| Work required |
Convert the lines from the first one through the line containing "- checker-input-fieldset: Checker" into a JSON list of strings, one string per line, leaving out any blank lines.

Collected data entries:

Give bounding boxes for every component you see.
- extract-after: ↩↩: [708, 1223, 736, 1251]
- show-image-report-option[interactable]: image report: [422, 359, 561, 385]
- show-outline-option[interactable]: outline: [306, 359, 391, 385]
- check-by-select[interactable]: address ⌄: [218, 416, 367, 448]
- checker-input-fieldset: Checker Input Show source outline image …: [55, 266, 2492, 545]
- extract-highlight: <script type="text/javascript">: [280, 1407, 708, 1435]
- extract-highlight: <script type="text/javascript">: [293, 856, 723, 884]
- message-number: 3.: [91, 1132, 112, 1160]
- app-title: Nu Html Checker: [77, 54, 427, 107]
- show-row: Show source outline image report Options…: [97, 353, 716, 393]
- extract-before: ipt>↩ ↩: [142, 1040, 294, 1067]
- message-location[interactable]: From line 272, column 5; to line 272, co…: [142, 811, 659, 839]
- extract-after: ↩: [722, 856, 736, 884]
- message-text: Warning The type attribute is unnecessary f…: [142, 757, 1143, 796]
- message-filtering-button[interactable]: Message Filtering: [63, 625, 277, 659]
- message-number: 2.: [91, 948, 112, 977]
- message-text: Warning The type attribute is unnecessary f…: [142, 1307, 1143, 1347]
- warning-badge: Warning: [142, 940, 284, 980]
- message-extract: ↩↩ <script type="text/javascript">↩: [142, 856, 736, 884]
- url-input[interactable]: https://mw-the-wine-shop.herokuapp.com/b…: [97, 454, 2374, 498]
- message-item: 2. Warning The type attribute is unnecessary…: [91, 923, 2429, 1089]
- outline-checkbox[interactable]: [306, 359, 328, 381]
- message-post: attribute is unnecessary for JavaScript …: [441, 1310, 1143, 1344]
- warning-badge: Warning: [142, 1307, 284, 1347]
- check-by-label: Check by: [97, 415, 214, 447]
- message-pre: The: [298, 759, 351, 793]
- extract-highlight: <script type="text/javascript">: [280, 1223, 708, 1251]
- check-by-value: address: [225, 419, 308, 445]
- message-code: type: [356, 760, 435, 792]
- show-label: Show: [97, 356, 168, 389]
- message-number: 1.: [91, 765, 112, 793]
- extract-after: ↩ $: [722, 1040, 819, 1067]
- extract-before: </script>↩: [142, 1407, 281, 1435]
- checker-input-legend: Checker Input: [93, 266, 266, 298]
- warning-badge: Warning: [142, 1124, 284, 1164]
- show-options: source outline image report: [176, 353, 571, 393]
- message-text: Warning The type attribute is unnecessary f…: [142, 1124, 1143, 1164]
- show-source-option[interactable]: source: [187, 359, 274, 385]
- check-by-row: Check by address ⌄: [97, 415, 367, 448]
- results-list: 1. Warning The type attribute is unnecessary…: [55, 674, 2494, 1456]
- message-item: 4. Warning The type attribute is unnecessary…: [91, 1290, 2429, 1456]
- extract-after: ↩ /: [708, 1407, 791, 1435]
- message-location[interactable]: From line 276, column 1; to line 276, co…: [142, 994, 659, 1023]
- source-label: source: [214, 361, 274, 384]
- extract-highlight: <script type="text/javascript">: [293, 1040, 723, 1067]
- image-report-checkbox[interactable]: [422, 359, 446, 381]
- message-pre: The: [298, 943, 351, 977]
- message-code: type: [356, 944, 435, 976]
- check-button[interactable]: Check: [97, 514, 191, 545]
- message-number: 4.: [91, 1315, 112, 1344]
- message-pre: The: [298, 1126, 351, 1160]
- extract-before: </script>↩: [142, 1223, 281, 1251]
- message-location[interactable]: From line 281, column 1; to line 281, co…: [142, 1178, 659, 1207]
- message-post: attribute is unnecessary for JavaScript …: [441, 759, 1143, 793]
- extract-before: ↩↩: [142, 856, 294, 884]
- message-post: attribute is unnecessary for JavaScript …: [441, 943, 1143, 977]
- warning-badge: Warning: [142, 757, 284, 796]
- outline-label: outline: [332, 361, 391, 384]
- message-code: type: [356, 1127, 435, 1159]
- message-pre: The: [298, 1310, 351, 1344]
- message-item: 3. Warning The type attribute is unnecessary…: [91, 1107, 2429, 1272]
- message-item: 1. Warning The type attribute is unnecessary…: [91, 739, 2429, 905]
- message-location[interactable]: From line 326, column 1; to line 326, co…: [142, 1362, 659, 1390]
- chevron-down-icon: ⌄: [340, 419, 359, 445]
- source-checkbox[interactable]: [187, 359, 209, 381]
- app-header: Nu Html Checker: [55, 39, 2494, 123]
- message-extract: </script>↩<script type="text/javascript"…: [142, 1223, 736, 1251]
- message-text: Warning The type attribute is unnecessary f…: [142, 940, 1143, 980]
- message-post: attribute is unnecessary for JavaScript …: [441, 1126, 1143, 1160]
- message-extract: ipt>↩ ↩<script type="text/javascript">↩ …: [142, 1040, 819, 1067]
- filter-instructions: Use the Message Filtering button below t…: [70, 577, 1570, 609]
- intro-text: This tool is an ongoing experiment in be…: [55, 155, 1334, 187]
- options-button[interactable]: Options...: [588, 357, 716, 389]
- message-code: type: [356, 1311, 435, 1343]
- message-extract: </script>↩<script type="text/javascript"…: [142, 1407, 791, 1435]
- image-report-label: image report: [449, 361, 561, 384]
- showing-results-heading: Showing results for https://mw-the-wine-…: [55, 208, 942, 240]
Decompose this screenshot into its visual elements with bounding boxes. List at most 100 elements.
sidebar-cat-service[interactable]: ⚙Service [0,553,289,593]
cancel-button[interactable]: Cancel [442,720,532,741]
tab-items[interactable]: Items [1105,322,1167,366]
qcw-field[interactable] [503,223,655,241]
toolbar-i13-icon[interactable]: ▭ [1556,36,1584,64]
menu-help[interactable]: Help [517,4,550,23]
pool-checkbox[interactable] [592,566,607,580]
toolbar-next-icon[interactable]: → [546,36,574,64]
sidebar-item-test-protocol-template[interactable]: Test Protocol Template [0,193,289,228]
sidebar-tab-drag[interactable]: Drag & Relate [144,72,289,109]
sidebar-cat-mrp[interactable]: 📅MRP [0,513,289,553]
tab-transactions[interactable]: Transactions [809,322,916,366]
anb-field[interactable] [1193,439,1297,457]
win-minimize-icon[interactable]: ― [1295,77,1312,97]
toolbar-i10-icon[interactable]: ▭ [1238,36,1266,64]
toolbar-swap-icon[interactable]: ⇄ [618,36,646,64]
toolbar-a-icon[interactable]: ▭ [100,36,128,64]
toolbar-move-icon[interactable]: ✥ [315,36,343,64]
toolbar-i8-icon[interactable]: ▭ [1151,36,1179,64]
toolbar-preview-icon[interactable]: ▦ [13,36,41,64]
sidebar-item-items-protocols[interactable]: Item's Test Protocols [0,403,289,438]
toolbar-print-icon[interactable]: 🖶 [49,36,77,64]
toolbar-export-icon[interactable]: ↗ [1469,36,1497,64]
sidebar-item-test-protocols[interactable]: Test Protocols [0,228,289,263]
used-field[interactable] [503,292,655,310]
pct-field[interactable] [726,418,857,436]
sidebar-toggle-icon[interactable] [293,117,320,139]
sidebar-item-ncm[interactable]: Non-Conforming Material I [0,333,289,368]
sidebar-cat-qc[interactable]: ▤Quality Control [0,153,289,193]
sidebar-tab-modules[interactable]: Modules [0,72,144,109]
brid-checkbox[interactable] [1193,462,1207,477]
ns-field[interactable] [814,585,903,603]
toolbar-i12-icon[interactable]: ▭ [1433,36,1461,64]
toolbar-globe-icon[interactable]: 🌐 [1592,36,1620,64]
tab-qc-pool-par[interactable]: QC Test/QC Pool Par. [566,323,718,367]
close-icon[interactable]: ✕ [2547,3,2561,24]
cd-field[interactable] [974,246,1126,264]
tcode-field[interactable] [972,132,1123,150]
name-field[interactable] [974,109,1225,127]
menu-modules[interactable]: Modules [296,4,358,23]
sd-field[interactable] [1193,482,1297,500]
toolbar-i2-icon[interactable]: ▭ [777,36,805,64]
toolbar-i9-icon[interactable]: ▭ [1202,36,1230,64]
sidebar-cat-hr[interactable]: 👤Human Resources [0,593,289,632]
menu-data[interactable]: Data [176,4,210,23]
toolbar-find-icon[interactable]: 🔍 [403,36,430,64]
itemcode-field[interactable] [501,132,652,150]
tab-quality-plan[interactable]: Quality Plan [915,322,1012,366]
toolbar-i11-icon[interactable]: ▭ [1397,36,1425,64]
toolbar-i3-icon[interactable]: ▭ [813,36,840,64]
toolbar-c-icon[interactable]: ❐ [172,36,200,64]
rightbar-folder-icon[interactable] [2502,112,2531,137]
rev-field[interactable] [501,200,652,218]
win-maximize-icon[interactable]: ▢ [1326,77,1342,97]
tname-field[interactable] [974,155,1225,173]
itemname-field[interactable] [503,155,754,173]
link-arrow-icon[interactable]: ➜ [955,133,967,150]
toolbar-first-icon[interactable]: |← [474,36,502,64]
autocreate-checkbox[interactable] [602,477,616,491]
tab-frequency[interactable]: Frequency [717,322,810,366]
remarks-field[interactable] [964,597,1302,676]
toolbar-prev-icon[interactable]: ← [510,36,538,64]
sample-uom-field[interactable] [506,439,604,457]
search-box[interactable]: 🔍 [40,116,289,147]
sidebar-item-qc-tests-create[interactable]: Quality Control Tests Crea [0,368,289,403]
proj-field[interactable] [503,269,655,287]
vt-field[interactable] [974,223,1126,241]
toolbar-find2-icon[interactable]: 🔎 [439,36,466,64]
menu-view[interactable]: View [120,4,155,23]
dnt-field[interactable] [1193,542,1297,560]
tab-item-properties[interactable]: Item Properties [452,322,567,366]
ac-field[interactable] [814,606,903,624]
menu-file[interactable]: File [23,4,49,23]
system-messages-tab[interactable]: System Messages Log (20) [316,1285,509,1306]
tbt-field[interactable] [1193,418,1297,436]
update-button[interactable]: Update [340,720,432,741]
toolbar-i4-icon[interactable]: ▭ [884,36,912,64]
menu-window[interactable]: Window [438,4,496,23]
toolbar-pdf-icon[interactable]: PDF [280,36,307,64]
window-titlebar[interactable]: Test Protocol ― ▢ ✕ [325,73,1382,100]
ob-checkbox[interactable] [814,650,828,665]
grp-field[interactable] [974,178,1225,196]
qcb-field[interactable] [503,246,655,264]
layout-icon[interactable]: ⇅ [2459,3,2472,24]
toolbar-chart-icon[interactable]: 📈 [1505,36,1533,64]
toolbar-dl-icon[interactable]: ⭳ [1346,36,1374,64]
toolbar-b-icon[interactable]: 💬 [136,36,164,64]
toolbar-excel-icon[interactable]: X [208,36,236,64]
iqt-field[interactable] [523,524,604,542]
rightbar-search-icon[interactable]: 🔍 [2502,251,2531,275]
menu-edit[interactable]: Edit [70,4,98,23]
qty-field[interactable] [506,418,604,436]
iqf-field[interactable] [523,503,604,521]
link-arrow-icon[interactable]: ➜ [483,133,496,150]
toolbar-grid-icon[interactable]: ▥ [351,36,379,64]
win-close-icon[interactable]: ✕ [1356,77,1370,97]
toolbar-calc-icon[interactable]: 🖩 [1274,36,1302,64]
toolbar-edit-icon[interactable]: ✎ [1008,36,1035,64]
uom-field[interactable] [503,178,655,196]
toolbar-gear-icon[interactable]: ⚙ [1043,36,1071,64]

| Output for this task |
[
  "Give bounding boxes for every component you see.",
  "- extract-after: ↩↩: [708, 1223, 736, 1251]",
  "- show-image-report-option[interactable]: image report: [422, 359, 561, 385]",
  "- show-outline-option[interactable]: outline: [306, 359, 391, 385]",
  "- check-by-select[interactable]: address ⌄: [218, 416, 367, 448]",
  "- checker-input-fieldset: Checker Input Show source outline image …: [55, 266, 2492, 545]"
]